→ SOURCE TEXT:
········
I'm trying to track down an issue in our system and the following code worries me. The following occurs in our doPost() method in the primary servlet (names have been changed to protect the guilty):

...
if(Single.getInstance().firstTime()){
   doPreperations();
}
normalResponse();
...

The singleton 'Single' looks like this:

private static Single theInstance = new Single();

private Single() {
...load properties...
}

public static Single getInstance() {
    return theInstance;
}

With the way this is set to use a static initializer instead of checking for a null theInstance in the getInstance() method, could this get rebuilt over and over again?

PS - We're running WebSphere 6 with the App on Java 1.4

like image 627
Adam Avatar asked Oct 22 '08 14:10

Adam


1 Answers

I found this on Sun's site:

Multiple Singletons Simultaneously Loaded by Different Class Loaders

When two class loaders load a class, you actually have two copies of the class, and each one can have its own Singleton instance. That is particularly relevant in servlets running in certain servlet engines (iPlanet for example), where each servlet by default uses its own class loader. Two different servlets accessing a joint Singleton will, in fact, get two different objects.
········
[Stored data entries]
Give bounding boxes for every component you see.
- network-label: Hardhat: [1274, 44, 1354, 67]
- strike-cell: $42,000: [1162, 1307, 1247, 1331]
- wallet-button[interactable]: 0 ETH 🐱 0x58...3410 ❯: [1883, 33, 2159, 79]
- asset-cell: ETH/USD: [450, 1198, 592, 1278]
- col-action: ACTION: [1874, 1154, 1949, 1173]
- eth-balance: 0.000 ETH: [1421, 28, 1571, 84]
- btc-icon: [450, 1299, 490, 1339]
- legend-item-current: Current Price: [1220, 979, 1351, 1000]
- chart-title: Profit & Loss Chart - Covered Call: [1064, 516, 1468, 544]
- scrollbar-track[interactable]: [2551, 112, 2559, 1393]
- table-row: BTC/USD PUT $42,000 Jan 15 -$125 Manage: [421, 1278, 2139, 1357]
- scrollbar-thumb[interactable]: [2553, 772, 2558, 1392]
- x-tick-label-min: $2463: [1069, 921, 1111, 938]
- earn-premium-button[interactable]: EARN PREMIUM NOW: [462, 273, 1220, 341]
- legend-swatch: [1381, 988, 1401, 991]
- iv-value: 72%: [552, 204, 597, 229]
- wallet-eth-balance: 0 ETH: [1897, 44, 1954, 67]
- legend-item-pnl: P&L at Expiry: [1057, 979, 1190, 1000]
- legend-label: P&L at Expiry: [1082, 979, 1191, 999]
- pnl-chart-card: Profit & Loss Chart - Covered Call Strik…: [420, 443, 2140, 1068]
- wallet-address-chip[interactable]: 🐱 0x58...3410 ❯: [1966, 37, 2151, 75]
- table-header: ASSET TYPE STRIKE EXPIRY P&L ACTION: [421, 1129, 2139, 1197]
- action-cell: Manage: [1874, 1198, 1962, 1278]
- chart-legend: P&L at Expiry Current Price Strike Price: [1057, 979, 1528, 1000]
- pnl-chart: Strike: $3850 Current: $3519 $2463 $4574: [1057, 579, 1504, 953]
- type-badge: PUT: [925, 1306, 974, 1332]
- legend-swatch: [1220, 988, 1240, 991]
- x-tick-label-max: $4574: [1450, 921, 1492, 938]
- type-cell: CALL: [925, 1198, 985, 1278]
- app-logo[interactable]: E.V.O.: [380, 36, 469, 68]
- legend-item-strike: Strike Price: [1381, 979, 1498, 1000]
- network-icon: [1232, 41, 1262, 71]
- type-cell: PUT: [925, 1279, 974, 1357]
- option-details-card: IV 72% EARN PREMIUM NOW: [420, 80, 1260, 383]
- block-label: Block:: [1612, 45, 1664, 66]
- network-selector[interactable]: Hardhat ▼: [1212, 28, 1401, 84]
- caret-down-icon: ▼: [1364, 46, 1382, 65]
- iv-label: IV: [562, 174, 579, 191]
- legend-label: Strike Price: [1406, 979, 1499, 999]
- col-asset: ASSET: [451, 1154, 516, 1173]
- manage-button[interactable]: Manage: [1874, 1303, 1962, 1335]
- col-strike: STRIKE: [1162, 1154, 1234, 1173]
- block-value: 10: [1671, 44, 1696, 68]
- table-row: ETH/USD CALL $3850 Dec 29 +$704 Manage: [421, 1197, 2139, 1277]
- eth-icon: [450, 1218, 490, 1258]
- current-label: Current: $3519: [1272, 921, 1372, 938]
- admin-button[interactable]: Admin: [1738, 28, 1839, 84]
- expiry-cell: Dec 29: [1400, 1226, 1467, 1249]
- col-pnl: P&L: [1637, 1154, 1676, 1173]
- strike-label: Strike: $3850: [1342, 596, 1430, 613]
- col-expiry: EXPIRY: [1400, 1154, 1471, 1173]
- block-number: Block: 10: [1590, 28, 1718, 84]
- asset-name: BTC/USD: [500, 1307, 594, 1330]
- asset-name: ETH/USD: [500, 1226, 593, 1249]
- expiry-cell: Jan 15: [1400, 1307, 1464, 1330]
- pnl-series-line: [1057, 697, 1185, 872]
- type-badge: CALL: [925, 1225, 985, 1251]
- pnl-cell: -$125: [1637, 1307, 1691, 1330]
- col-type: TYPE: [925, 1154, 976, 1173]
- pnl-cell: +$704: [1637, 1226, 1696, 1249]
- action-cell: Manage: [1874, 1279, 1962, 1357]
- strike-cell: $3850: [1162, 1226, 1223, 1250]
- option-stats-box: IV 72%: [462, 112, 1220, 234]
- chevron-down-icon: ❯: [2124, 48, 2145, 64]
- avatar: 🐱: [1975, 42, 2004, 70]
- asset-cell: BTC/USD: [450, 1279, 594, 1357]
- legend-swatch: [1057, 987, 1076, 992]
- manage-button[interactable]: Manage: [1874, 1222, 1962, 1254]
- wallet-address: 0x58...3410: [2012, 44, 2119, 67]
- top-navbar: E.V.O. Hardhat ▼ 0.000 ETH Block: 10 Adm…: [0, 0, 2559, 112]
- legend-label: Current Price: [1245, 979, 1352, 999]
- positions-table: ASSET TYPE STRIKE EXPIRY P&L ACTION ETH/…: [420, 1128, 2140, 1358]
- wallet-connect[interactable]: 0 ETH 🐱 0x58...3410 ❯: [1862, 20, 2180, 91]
········
→ YOUR TASKS:
(1) In the text about the servlet singleton, what server and Java version does the asker say the app runs on?
(2) Continue the text about the servlet singleton from where it stops.

→ LIST OF ANSWERS:
(1) WebSphere 6, with the app on Java 1.4.

(2)
Multiple class loaders occur more commonly than you might think. When browsers load classes from the network for use by applets, they use a separate class loader for each server address. Similarly, Jini and RMI systems may use a separate class loader for the different code bases from which they download class files. If your own system uses custom class loaders, all the same issues may arise.

If loaded by different class loaders, two classes with the same name, even the same package name, are treated as distinct -- even if, in fact, they are byte-for-byte the same class. The different class loaders represent different namespaces that distinguish classes (even though the classes' names are the same), so that the two MySingleton classes are in fact distinct. (See "Class Loaders as a Namespace Mechanism" in Resources.) Since two Singleton objects belong to two classes of the same name, it will appear at first glance that there are two Singleton objects of the same class.

Citation.

In addition to the above issue, if firstTime() is not synchronized, you could have threading issues there as well.